═══ TEXT BLOCK

Rachel Taylor describes her family's experience during the Holocaust in Poland in the Kutno and Gubin ghettos. She was able to escape with her sisters and brother with the help of a Polish priest and nun, and her parents survived Auschwitz-Birkenau. Taylor came to the United Staes in 1961.
Ray Fiol is the daughter of Holocaust victims who died at Auschwitz-Birkenau. Fiol was smuggled out a labor camp and protected by a French family during the war.
Rudy Horst was a prisoner at Auschwitz and was part of the Death March from Warso to Kutno, then transported to Dachau. He was liberated from the camp at Muldorf in 1944. He came to the United States in 1948.
Samuel Newman describes his experience during the Holocaust and being separated from his siblings at different orphanages. He was in Kyrgyzstan from 1943 to 1946, and at an orphanage in Poland until 1951. Newman trained in graphic arts and spent some time in the military in Israel. He came to the United States in 1968.

══════
═══ PROVIDED INFORMATION

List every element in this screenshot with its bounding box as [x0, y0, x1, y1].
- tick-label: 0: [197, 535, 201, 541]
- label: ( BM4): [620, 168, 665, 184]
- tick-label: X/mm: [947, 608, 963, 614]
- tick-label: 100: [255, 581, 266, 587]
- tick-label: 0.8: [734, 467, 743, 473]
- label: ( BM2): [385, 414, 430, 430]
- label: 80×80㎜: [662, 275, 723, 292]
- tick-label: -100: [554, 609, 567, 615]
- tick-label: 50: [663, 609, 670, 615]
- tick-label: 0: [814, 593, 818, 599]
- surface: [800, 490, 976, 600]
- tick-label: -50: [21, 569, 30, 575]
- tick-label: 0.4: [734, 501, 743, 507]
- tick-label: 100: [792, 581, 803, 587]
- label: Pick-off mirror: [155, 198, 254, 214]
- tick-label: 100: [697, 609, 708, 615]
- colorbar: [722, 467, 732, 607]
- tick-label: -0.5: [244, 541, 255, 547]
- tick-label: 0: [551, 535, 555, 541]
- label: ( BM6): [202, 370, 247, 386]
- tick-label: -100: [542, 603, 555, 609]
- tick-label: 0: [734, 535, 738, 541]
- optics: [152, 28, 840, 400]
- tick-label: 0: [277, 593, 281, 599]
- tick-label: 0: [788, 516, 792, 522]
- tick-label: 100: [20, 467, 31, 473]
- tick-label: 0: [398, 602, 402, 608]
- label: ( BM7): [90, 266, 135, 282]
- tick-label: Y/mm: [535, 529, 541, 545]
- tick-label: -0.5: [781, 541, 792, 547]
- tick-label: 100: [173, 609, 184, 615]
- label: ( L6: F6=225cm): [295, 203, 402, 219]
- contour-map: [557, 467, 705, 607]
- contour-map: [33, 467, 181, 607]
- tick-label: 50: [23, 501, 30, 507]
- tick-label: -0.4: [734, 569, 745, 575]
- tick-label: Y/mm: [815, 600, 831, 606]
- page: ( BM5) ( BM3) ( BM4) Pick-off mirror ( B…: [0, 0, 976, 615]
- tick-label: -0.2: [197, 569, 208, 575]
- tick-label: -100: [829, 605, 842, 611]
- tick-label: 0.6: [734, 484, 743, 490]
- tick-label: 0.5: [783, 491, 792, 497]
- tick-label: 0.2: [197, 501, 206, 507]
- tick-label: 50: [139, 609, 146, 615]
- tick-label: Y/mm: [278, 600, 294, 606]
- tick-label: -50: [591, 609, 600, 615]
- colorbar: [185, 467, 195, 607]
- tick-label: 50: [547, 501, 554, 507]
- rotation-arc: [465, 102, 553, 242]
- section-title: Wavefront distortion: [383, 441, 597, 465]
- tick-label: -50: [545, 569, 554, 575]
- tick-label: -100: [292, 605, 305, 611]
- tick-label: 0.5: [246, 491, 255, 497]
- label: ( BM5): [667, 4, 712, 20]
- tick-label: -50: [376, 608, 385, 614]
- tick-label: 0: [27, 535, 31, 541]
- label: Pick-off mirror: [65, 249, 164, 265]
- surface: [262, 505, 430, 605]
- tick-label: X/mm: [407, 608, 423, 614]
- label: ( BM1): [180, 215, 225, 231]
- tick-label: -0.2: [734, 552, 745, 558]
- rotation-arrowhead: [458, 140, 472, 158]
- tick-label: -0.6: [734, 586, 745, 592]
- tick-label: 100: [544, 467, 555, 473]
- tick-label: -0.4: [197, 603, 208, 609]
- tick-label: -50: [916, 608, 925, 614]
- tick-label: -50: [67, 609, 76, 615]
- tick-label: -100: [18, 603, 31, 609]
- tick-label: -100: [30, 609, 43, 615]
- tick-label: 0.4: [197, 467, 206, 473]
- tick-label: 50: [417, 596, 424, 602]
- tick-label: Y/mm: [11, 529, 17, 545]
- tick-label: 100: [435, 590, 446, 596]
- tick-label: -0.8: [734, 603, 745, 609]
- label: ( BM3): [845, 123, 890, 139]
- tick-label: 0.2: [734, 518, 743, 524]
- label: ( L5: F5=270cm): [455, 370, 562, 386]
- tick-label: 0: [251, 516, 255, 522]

══════

ACTIVITIES:
- A) In the Holocaust survivor summaries, who helped Rachel Taylor escape with her sisters and brother?
- B) Continue the Holocaust survivor summaries from their last sentence.

OUTPUTS BY TASK:
- A) A Polish priest and a nun.

- B)
Shirley Weiss describes her childhood housed in army barracks in the ghetto in Beregszasz (Berehove), Hungary. She was sent to Auschwitz-Birkenau, and several other camps, and eventually liberated from Terez?n in 1945. She came to the United States via Sweden.
Sidney Barouch describes his experience during World War II living in Tunis, Tunisia, which was a French colony. Barouch discusses the facets of the war front in northern Africa, and the experiences of his family as Jews and business owners.
Simone Salen's parents survived the Holocaust, and she describes her life as a miracle. She was reunited with her father's diary, which he kept during the Holocaust, and translated it into English.
Stan Rubens and his family survived the Holocaust by escaping from a transport and with aid from family. They were able to stay in hiding for the duration of the war.